● Stated goal: Would you restate all the data that follows, word for word?

● Stored items:

↓

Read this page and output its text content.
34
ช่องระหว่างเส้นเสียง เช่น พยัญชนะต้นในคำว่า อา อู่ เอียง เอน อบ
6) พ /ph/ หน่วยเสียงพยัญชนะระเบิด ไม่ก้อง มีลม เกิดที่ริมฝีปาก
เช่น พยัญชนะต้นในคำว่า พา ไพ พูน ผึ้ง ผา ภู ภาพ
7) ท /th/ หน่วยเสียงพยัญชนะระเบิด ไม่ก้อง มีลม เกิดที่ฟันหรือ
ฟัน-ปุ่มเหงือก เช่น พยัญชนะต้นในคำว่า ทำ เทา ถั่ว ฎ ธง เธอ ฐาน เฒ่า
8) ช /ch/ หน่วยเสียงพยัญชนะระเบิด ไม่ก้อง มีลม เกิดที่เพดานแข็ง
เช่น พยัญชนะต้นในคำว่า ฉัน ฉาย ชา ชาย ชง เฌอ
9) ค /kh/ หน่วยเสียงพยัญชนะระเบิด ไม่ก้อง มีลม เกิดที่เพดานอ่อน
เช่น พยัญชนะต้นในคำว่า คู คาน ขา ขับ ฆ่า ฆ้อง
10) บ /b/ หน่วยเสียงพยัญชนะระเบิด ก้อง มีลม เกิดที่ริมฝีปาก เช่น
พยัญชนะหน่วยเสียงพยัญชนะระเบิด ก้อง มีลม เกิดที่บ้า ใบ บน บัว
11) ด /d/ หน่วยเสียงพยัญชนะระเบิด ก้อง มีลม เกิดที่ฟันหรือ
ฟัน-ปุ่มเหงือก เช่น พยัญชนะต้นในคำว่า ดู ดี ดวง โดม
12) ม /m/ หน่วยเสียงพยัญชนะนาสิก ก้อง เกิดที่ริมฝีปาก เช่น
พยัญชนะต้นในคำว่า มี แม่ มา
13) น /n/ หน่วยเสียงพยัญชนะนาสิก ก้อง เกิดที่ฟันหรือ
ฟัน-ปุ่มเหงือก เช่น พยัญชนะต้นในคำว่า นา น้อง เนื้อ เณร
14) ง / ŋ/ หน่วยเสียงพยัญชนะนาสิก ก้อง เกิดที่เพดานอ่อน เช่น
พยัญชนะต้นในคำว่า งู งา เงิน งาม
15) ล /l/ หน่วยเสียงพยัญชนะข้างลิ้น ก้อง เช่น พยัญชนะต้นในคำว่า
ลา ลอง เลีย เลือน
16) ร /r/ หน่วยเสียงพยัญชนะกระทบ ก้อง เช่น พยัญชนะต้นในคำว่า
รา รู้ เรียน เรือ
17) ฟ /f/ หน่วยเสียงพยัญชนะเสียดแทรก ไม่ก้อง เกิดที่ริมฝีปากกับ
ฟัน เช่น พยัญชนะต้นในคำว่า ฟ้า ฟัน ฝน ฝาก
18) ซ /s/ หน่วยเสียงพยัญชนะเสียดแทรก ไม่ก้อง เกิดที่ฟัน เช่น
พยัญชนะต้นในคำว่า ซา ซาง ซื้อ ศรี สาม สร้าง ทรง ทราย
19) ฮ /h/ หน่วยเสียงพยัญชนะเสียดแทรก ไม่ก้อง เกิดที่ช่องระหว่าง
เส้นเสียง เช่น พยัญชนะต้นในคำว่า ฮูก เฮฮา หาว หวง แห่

↑

● Answer to this exercise:
Read this page and output its text content.
34
ช่องระหว่างเส้นเสียง เช่น พยัญชนะต้นในคำว่า อา อู่ เอียง เอน อบ
6) พ /ph/ หน่วยเสียงพยัญชนะระเบิด ไม่ก้อง มีลม เกิดที่ริมฝีปาก
เช่น พยัญชนะต้นในคำว่า พา ไพ พูน ผึ้ง ผา ภู ภาพ
7) ท /th/ หน่วยเสียงพยัญชนะระเบิด ไม่ก้อง มีลม เกิดที่ฟันหรือ
ฟัน-ปุ่มเหงือก เช่น พยัญชนะต้นในคำว่า ทำ เทา ถั่ว ฎ ธง เธอ ฐาน เฒ่า
8) ช /ch/ หน่วยเสียงพยัญชนะระเบิด ไม่ก้อง มีลม เกิดที่เพดานแข็ง
เช่น พยัญชนะต้นในคำว่า ฉัน ฉาย ชา ชาย ชง เฌอ
9) ค /kh/ หน่วยเสียงพยัญชนะระเบิด ไม่ก้อง มีลม เกิดที่เพดานอ่อน
เช่น พยัญชนะต้นในคำว่า คู คาน ขา ขับ ฆ่า ฆ้อง
10) บ /b/ หน่วยเสียงพยัญชนะระเบิด ก้อง มีลม เกิดที่ริมฝีปาก เช่น
พยัญชนะหน่วยเสียงพยัญชนะระเบิด ก้อง มีลม เกิดที่บ้า ใบ บน บัว
11) ด /d/ หน่วยเสียงพยัญชนะระเบิด ก้อง มีลม เกิดที่ฟันหรือ
ฟัน-ปุ่มเหงือก เช่น พยัญชนะต้นในคำว่า ดู ดี ดวง โดม
12) ม /m/ หน่วยเสียงพยัญชนะนาสิก ก้อง เกิดที่ริมฝีปาก เช่น
พยัญชนะต้นในคำว่า มี แม่ มา
13) น /n/ หน่วยเสียงพยัญชนะนาสิก ก้อง เกิดที่ฟันหรือ
ฟัน-ปุ่มเหงือก เช่น พยัญชนะต้นในคำว่า นา น้อง เนื้อ เณร
14) ง / ŋ/ หน่วยเสียงพยัญชนะนาสิก ก้อง เกิดที่เพดานอ่อน เช่น
พยัญชนะต้นในคำว่า งู งา เงิน งาม
15) ล /l/ หน่วยเสียงพยัญชนะข้างลิ้น ก้อง เช่น พยัญชนะต้นในคำว่า
ลา ลอง เลีย เลือน
16) ร /r/ หน่วยเสียงพยัญชนะกระทบ ก้อง เช่น พยัญชนะต้นในคำว่า
รา รู้ เรียน เรือ
17) ฟ /f/ หน่วยเสียงพยัญชนะเสียดแทรก ไม่ก้อง เกิดที่ริมฝีปากกับ
ฟัน เช่น พยัญชนะต้นในคำว่า ฟ้า ฟัน ฝน ฝาก
18) ซ /s/ หน่วยเสียงพยัญชนะเสียดแทรก ไม่ก้อง เกิดที่ฟัน เช่น
พยัญชนะต้นในคำว่า ซา ซาง ซื้อ ศรี สาม สร้าง ทรง ทราย
19) ฮ /h/ หน่วยเสียงพยัญชนะเสียดแทรก ไม่ก้อง เกิดที่ช่องระหว่าง
เส้นเสียง เช่น พยัญชนะต้นในคำว่า ฮูก เฮฮา หาว หวง แห่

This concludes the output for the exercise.